- _TASK_
Extract each line from the entries below that has the string "Records" in it.
Begin EXCERPTED DATA
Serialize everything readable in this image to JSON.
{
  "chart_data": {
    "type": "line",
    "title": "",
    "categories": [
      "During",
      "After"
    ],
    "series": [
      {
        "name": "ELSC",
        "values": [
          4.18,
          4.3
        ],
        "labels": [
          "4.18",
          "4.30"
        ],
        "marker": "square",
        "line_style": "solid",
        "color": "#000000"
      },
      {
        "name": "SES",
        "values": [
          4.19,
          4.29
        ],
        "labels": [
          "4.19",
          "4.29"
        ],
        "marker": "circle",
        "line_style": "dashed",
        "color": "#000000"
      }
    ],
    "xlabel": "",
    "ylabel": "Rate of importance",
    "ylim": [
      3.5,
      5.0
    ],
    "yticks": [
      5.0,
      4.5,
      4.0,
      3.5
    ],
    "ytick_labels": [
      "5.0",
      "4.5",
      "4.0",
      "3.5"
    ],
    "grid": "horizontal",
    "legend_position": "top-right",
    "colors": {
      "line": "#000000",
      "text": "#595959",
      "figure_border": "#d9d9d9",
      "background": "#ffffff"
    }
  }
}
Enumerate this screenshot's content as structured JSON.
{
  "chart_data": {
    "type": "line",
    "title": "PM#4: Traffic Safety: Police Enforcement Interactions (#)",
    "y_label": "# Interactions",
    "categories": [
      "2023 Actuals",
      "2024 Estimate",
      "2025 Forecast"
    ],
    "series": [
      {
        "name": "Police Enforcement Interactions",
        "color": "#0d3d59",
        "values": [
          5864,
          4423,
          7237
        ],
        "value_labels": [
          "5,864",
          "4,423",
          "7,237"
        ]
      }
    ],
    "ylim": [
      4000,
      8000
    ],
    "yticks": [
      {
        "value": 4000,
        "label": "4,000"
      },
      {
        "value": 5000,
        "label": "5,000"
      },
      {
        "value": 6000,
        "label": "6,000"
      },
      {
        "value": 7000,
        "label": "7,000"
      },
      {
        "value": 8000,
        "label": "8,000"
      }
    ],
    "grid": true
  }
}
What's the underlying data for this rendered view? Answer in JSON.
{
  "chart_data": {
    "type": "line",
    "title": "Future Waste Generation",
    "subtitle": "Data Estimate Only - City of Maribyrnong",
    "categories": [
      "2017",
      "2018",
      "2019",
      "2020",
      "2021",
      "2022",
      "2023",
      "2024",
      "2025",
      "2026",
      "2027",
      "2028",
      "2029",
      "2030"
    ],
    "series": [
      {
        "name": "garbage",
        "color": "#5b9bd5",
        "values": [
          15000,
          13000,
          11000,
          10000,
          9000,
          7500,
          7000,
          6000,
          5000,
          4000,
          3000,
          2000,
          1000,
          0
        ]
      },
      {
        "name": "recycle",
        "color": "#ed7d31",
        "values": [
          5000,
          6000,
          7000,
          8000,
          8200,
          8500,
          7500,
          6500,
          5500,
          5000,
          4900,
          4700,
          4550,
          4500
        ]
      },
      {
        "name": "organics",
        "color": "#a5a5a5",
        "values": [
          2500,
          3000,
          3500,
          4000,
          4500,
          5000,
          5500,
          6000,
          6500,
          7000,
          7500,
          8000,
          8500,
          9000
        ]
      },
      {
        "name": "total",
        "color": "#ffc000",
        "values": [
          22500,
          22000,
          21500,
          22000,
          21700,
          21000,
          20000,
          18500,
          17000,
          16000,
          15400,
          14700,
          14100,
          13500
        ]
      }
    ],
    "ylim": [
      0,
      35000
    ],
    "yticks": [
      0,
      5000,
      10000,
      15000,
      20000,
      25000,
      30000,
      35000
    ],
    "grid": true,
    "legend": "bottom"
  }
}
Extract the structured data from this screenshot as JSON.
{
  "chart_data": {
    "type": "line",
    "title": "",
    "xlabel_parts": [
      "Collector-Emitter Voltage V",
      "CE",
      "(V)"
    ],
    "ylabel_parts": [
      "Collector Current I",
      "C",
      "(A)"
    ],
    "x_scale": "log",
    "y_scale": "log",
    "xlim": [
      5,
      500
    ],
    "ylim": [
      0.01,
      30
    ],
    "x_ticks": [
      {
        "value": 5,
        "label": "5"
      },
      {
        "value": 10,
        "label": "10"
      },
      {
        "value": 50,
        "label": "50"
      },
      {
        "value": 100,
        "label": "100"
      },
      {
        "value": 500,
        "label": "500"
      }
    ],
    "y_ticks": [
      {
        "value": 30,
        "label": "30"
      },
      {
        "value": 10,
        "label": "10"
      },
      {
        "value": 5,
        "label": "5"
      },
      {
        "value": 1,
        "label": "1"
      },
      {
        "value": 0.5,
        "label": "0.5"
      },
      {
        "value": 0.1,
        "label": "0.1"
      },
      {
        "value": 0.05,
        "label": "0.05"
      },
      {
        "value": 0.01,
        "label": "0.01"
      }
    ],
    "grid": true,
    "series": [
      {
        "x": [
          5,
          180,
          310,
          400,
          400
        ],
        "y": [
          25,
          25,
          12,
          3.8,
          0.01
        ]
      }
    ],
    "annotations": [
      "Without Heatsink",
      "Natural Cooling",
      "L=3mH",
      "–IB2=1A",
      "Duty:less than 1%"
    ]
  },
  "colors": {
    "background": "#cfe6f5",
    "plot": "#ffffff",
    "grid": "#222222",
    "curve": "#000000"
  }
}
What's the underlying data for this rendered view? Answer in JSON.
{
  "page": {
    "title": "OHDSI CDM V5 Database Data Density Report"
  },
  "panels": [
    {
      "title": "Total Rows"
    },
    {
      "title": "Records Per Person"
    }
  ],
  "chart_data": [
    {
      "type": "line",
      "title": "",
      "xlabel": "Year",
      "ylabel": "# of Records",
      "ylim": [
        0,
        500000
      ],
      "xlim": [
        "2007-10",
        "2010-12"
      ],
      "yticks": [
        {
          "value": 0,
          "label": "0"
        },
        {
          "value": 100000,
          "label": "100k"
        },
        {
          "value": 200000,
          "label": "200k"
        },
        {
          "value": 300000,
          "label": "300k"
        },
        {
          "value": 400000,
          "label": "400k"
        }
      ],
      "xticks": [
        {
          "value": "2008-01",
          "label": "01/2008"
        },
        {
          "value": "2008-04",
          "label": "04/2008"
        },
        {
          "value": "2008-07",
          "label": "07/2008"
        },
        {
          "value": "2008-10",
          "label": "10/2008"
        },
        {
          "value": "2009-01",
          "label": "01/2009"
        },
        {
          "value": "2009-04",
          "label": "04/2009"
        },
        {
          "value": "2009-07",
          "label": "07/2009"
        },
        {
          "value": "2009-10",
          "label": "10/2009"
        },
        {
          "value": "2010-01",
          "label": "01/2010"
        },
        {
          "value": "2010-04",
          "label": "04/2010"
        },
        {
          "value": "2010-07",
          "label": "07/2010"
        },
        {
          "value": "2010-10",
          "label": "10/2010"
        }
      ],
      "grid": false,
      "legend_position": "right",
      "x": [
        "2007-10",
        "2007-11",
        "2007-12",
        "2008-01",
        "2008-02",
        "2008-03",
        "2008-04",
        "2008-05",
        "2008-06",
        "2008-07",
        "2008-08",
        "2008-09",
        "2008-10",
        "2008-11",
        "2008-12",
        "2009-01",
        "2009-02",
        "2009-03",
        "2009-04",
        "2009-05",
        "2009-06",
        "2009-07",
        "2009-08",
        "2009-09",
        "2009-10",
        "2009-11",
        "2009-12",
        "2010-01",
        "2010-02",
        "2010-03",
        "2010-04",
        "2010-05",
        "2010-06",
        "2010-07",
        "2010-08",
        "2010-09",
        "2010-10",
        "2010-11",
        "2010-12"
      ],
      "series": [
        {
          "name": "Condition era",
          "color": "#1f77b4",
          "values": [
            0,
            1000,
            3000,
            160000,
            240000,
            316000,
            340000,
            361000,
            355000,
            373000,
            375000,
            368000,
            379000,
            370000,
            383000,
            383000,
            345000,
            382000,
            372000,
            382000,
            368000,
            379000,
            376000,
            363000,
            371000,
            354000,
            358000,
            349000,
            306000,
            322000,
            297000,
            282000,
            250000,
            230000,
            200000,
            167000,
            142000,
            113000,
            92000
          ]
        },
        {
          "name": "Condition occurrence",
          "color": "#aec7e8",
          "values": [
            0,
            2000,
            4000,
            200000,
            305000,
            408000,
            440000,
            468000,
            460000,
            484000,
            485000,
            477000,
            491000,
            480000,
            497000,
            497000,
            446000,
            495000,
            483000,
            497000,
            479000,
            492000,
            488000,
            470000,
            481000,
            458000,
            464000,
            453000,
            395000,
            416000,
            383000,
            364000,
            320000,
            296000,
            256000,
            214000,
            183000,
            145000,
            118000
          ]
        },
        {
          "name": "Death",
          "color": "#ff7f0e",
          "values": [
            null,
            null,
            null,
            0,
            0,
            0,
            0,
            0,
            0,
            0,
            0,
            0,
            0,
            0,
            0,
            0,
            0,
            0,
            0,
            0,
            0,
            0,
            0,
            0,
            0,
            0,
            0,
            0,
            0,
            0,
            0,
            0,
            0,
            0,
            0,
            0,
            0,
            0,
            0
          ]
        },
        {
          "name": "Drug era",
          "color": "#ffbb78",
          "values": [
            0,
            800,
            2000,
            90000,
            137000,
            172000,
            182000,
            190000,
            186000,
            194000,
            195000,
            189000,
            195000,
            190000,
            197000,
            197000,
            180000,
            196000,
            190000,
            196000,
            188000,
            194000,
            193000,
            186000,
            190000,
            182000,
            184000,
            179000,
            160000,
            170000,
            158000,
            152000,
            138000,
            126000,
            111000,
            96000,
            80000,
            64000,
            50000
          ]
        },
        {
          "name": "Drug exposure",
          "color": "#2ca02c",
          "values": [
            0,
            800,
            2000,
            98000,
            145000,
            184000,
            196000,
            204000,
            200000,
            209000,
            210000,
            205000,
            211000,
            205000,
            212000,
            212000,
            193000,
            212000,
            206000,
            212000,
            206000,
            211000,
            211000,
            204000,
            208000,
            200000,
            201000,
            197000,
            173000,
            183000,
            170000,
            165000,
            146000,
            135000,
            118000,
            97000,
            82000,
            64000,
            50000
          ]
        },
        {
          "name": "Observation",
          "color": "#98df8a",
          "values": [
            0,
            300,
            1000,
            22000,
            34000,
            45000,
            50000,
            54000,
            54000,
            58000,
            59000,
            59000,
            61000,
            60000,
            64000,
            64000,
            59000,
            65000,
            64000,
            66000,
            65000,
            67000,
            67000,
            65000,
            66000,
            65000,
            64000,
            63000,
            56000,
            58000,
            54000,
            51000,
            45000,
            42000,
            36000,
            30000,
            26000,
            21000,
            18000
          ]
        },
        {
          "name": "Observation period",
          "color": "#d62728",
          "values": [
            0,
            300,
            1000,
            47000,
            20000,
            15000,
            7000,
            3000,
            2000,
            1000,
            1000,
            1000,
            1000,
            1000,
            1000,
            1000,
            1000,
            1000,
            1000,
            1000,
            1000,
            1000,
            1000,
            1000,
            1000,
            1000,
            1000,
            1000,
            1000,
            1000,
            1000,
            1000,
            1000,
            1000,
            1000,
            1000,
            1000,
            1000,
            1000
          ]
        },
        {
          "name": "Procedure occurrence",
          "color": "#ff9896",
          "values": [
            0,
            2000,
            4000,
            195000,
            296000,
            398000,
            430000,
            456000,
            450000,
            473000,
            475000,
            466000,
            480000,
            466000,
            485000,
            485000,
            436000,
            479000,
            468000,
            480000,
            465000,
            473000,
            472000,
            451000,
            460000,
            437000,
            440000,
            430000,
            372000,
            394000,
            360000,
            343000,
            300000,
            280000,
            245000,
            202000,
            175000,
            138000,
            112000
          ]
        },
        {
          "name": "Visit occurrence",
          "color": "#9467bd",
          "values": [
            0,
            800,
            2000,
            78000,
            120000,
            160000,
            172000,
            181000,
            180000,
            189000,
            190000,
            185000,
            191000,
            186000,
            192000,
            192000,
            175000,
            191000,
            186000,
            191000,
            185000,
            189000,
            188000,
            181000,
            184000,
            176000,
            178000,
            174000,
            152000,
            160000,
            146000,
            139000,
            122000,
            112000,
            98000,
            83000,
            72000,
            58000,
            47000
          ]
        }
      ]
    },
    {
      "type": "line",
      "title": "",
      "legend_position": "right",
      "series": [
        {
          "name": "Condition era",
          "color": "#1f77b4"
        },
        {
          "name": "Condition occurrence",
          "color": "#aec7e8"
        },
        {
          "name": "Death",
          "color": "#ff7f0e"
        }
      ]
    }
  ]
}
End EXCERPTED DATA
- _FULL SOLUTION_
      "title": "Records Per Person"
      "ylabel": "# of Records",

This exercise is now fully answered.